- _THE INPUT_:

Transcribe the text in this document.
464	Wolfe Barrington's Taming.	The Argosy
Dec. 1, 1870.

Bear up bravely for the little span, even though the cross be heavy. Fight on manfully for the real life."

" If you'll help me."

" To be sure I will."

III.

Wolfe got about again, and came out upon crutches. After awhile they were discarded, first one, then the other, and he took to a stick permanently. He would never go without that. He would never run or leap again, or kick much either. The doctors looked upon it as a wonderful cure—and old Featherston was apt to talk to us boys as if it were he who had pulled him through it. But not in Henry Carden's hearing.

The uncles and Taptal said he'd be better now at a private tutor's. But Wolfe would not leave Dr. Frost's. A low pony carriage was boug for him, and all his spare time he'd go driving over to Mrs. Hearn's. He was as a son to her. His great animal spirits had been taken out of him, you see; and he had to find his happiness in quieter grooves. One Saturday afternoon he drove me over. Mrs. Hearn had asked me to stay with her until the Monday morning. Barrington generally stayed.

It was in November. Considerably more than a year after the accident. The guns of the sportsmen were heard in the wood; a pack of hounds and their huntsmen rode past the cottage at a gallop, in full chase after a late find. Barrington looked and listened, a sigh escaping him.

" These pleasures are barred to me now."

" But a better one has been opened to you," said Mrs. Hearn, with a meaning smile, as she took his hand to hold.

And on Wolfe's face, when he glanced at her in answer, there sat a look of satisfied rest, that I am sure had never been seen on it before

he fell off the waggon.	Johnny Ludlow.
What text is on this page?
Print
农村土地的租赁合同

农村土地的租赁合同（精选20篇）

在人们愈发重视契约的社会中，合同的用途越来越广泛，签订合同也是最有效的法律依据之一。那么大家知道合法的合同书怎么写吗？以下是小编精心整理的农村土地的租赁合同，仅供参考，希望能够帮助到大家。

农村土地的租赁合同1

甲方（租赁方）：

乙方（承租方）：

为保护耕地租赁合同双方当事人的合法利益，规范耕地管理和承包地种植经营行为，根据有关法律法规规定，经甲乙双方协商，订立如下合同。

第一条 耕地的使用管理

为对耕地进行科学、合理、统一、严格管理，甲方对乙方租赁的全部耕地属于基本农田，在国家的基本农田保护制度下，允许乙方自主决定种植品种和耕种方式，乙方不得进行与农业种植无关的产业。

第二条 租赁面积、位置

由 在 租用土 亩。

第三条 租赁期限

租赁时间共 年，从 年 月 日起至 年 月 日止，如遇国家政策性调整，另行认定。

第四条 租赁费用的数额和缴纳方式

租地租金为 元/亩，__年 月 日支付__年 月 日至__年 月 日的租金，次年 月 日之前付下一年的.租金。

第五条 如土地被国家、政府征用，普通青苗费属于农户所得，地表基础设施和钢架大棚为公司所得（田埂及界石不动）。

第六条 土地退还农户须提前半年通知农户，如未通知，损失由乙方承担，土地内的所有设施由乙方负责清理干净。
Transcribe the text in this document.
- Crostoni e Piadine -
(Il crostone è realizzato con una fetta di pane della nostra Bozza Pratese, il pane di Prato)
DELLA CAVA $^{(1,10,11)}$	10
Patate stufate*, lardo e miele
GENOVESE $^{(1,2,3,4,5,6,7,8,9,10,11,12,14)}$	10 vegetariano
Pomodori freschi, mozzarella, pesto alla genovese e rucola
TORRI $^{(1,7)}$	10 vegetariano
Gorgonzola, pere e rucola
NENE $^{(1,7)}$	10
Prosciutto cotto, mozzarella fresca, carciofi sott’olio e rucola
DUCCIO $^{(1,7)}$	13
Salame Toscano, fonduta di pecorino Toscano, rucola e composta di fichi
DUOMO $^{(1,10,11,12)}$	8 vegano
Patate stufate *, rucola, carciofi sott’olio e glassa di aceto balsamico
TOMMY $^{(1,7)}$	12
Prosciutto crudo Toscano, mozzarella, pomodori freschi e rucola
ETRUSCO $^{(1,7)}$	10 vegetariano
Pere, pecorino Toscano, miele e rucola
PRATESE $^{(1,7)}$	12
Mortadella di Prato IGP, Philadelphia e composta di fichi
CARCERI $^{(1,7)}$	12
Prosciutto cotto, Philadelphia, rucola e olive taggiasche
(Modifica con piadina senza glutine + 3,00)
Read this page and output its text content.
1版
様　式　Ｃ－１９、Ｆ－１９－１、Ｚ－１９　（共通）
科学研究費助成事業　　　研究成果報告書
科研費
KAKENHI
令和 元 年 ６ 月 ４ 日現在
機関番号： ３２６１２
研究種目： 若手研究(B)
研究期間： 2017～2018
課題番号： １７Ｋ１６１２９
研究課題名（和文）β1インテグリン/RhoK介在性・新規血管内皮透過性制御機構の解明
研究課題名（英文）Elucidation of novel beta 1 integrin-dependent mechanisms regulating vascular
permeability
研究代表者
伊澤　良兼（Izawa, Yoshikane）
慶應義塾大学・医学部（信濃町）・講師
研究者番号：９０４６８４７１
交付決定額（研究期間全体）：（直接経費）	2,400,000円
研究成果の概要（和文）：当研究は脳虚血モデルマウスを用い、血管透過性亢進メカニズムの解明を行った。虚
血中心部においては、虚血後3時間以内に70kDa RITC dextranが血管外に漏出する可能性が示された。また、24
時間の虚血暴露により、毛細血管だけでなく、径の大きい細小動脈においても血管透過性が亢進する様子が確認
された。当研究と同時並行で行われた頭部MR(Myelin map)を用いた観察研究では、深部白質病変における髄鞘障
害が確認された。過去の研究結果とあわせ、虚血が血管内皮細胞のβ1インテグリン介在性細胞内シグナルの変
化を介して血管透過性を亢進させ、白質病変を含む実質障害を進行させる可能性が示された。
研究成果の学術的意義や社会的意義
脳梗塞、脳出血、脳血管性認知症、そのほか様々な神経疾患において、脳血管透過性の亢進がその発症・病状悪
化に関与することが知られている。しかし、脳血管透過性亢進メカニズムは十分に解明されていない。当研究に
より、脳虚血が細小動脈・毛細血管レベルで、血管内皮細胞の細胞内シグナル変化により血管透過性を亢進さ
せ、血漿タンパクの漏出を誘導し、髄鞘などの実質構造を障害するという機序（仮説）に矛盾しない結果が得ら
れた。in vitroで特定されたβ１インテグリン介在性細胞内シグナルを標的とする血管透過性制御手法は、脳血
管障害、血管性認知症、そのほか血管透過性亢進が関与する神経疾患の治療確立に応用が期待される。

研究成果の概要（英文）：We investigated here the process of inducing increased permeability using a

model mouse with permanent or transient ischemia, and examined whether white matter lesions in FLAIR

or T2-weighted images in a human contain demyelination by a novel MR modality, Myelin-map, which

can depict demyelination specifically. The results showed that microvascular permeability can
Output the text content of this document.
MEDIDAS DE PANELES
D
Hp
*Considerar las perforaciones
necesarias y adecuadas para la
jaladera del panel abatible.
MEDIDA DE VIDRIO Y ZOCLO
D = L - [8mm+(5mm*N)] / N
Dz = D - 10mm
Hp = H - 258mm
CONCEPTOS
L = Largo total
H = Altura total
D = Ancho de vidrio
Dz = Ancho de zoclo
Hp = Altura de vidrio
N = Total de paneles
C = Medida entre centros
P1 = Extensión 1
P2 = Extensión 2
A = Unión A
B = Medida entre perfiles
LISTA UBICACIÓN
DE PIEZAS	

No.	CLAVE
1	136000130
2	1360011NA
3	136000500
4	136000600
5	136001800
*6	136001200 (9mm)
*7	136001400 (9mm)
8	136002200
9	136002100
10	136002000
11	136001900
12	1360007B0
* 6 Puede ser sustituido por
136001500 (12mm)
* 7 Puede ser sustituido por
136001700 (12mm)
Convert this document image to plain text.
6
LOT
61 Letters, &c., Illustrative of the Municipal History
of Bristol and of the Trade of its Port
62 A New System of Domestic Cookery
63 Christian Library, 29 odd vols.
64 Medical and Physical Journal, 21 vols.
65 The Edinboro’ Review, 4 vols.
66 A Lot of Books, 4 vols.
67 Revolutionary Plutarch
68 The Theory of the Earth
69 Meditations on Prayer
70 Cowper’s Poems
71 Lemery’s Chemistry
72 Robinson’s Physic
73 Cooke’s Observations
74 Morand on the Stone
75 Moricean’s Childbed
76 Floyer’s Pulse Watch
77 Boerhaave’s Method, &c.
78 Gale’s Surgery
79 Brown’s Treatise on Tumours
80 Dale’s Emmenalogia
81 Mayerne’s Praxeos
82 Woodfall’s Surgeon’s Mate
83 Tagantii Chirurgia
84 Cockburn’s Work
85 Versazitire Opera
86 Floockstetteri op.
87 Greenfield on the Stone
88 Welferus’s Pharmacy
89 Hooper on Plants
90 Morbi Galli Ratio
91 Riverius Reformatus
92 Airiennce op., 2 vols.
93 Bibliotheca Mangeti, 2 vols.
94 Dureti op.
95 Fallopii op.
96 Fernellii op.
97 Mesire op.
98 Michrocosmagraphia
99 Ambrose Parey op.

- _WHAT YOU HAVE TO DO_:
Each line that holds the word "novel" should be extracted from the records.

- _RESULT OF THIS EXERCISE_:
研究課題名（英文）Elucidation of novel beta 1 integrin-dependent mechanisms regulating vascular
or T2-weighted images in a human contain demyelination by a novel MR modality, Myelin-map, which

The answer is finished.